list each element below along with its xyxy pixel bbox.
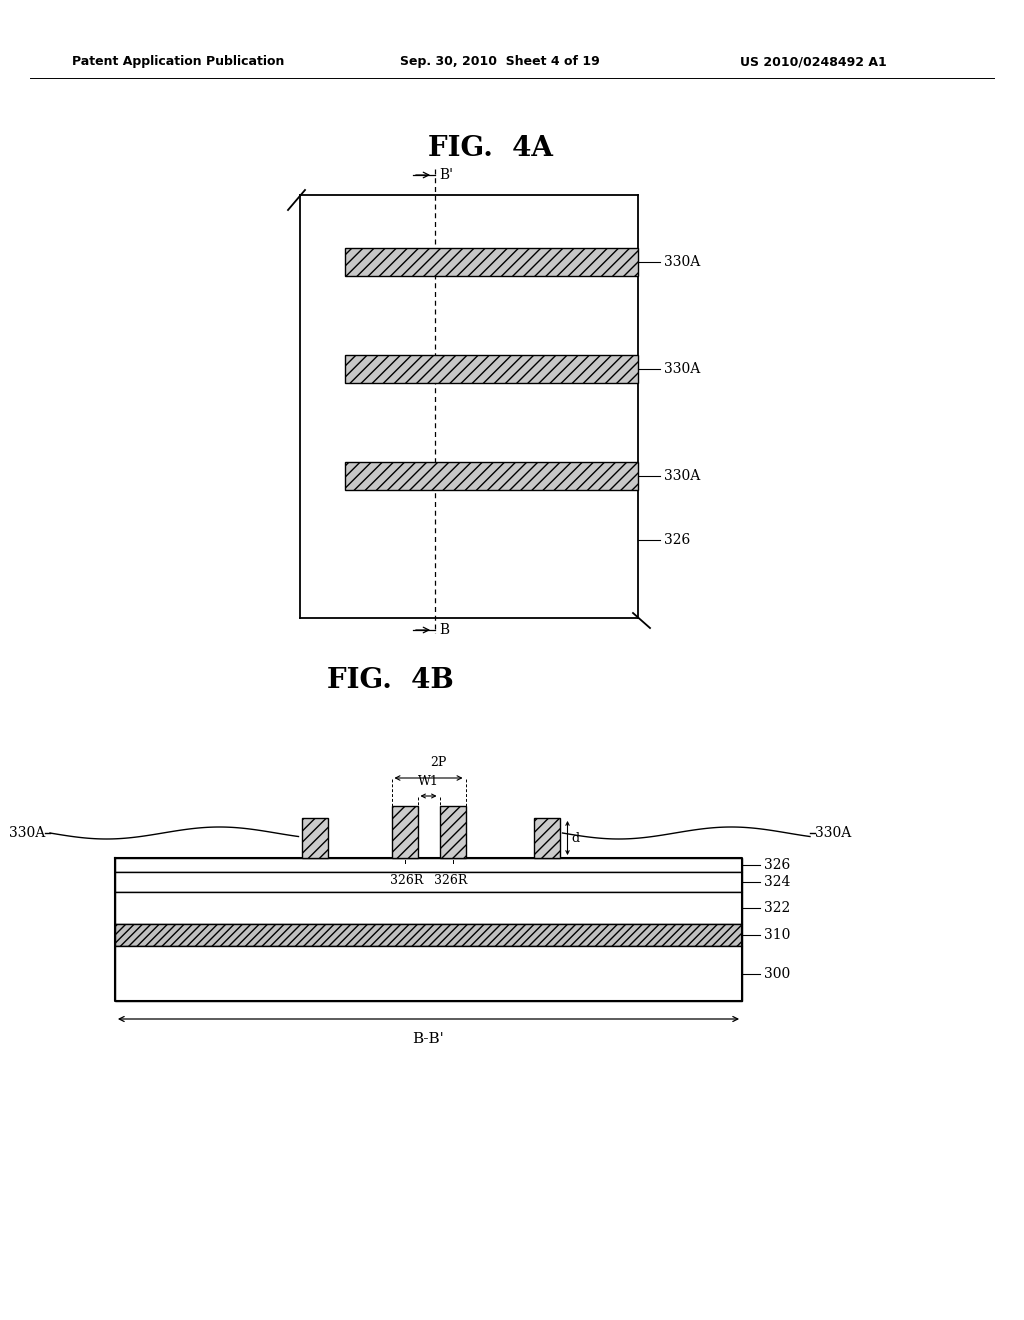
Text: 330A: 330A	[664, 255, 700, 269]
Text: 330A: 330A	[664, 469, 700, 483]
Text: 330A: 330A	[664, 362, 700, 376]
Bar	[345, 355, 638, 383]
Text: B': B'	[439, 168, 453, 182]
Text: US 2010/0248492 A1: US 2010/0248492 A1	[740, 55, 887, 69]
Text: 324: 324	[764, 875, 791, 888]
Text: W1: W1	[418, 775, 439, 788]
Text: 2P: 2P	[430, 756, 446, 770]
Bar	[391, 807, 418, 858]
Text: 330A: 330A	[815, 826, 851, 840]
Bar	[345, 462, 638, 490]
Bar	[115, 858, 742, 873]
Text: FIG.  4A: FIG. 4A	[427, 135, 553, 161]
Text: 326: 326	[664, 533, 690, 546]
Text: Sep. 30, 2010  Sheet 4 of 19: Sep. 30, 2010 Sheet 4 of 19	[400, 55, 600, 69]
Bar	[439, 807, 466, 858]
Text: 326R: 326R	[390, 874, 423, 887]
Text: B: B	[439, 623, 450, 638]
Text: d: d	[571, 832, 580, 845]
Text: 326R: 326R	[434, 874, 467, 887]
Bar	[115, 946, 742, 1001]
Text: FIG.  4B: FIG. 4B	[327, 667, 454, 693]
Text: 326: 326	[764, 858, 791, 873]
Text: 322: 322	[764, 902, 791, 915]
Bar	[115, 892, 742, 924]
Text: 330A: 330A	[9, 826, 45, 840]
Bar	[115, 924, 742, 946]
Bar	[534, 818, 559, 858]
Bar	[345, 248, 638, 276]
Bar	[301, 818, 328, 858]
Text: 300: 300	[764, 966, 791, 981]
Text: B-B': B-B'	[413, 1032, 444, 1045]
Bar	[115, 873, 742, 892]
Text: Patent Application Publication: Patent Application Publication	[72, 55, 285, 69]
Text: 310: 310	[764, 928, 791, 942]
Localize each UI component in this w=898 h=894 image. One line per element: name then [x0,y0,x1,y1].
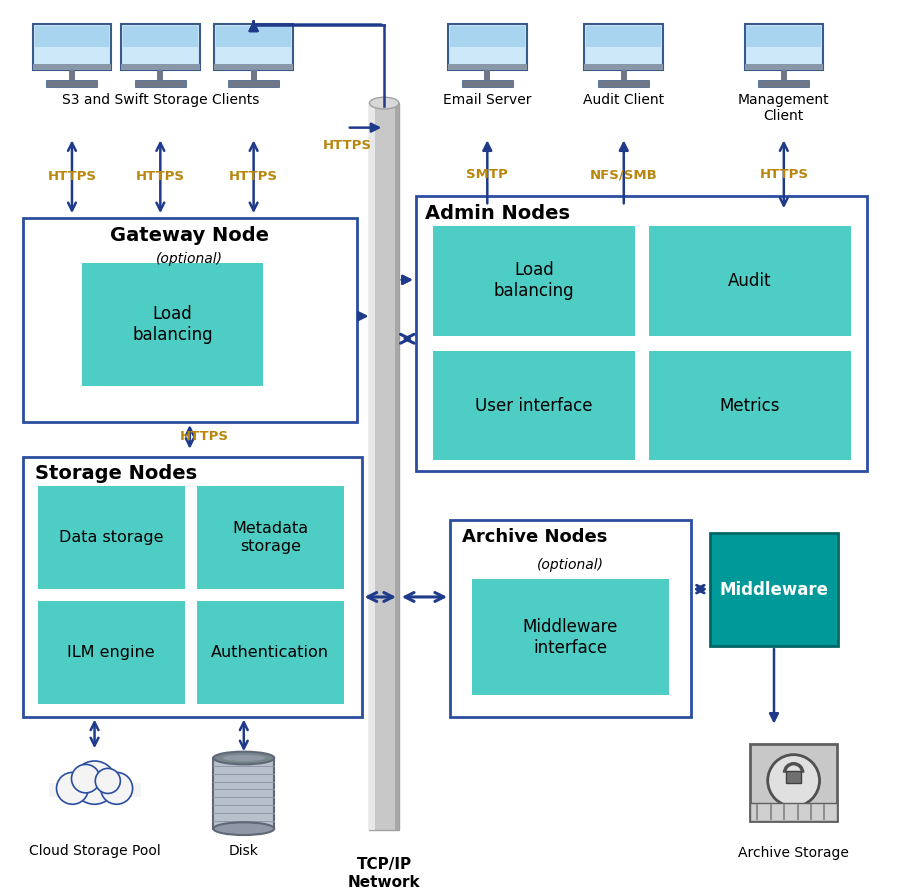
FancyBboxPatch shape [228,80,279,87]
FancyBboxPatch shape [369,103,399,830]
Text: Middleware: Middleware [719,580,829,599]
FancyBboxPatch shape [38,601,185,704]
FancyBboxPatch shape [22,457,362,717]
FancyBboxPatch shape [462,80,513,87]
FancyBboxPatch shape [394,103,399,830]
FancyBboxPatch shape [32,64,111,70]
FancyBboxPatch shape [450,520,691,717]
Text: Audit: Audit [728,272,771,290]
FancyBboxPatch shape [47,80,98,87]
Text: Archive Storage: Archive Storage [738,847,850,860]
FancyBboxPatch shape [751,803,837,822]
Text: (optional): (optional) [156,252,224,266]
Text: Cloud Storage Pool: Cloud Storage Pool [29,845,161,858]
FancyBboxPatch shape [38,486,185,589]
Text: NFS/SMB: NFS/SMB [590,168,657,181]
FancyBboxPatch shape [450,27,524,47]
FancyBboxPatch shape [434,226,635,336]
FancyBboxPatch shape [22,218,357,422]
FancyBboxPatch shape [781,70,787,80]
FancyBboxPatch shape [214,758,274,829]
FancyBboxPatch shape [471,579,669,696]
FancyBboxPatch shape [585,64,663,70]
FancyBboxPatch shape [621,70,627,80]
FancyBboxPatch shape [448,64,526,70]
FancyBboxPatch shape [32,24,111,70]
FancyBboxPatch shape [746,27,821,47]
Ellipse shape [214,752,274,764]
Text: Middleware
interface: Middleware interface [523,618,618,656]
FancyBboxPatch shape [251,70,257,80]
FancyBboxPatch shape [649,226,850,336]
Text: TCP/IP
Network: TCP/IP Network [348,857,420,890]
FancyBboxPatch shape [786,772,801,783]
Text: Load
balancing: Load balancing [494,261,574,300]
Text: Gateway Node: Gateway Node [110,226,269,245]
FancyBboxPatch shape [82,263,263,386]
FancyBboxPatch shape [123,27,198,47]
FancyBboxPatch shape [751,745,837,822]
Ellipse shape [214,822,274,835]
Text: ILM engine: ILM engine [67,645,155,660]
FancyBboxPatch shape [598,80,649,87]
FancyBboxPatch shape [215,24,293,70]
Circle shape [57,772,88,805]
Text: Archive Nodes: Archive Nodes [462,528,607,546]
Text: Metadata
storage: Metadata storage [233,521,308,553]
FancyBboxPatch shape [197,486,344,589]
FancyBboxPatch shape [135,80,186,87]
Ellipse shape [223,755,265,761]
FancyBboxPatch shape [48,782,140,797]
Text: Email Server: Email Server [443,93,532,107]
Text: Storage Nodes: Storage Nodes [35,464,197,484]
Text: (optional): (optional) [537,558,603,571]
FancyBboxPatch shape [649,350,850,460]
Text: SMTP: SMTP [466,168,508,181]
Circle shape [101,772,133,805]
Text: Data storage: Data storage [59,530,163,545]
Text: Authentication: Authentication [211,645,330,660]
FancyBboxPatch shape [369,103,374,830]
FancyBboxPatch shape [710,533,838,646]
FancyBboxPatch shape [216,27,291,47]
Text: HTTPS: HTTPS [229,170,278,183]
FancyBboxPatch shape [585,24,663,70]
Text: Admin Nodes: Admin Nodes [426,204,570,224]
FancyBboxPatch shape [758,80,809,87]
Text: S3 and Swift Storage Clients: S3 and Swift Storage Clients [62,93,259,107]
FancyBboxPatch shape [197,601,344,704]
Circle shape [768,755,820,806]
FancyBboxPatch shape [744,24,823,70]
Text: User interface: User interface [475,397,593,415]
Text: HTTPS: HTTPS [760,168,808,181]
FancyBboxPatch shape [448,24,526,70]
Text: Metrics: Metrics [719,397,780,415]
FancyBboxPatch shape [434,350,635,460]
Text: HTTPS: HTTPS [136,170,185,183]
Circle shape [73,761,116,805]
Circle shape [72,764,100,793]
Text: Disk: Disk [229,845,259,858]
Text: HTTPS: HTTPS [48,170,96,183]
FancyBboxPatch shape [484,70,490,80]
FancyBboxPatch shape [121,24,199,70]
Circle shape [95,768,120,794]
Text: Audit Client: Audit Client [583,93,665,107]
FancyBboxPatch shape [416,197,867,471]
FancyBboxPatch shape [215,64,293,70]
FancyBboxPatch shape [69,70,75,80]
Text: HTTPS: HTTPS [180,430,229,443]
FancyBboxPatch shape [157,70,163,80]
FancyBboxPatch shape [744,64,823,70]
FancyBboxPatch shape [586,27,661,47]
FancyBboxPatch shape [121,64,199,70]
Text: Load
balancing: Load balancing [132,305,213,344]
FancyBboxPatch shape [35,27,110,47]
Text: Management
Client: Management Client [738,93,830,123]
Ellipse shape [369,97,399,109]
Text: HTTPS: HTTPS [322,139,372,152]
...
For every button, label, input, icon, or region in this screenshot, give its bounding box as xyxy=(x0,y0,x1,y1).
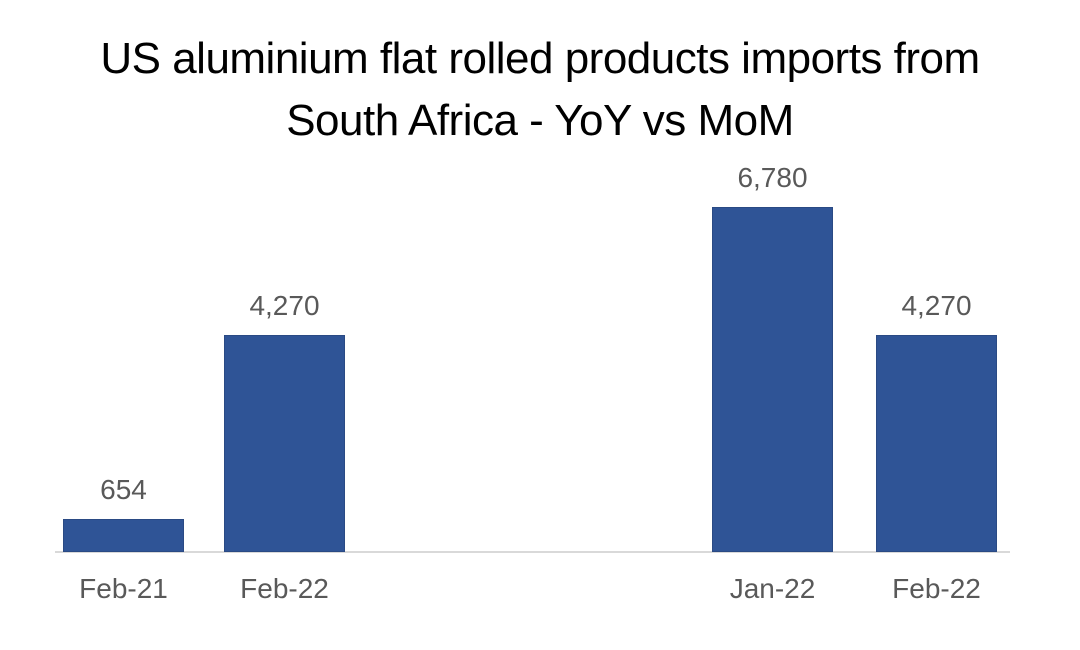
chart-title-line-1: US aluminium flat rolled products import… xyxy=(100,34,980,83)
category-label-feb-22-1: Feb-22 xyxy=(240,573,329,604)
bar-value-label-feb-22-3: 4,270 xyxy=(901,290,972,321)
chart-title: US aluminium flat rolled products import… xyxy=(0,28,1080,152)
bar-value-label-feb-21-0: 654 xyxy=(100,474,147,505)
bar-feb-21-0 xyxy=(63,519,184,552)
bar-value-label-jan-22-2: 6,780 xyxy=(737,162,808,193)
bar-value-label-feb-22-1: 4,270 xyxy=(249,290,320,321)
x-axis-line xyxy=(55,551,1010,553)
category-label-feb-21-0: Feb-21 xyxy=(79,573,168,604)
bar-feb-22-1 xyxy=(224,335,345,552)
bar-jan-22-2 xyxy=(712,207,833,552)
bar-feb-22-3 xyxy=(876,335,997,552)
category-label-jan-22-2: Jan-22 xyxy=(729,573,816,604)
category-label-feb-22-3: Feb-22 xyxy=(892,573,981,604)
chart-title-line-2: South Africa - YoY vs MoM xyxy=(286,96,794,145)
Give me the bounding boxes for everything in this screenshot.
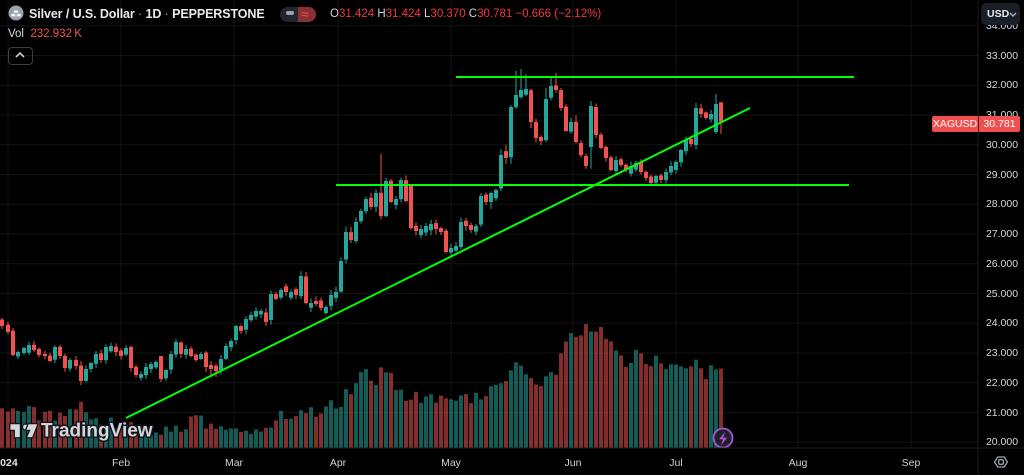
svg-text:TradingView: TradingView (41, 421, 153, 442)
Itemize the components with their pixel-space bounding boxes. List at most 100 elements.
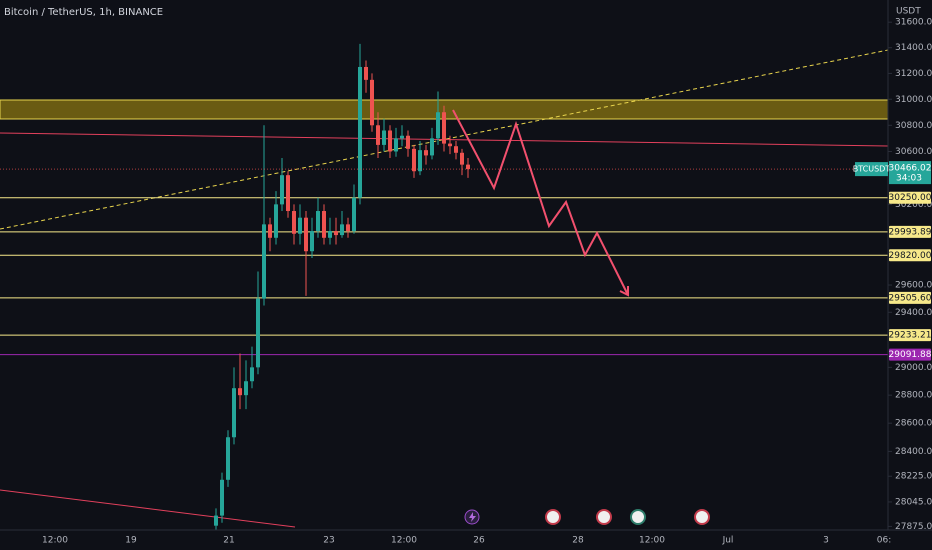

EXERCISE OBJECTIVE
Return the stretch of entries from the line containing "Localize each UI" through the line containing "FancyBboxPatch shape [47,80,98,87]", both included, reproducing each line exactly and leaving out the pictures.

TASK RESPONSE
Localize each UI component in this w=898 h=894 image. One line per element: name then [x0,y0,x1,y1].
FancyBboxPatch shape [228,80,279,87]
FancyBboxPatch shape [369,103,399,830]
Text: Middleware: Middleware [719,580,829,599]
FancyBboxPatch shape [38,601,185,704]
FancyBboxPatch shape [22,457,362,717]
FancyBboxPatch shape [462,80,513,87]
FancyBboxPatch shape [394,103,399,830]
FancyBboxPatch shape [32,64,111,70]
FancyBboxPatch shape [450,520,691,717]
Text: Audit: Audit [728,272,771,290]
FancyBboxPatch shape [47,80,98,87]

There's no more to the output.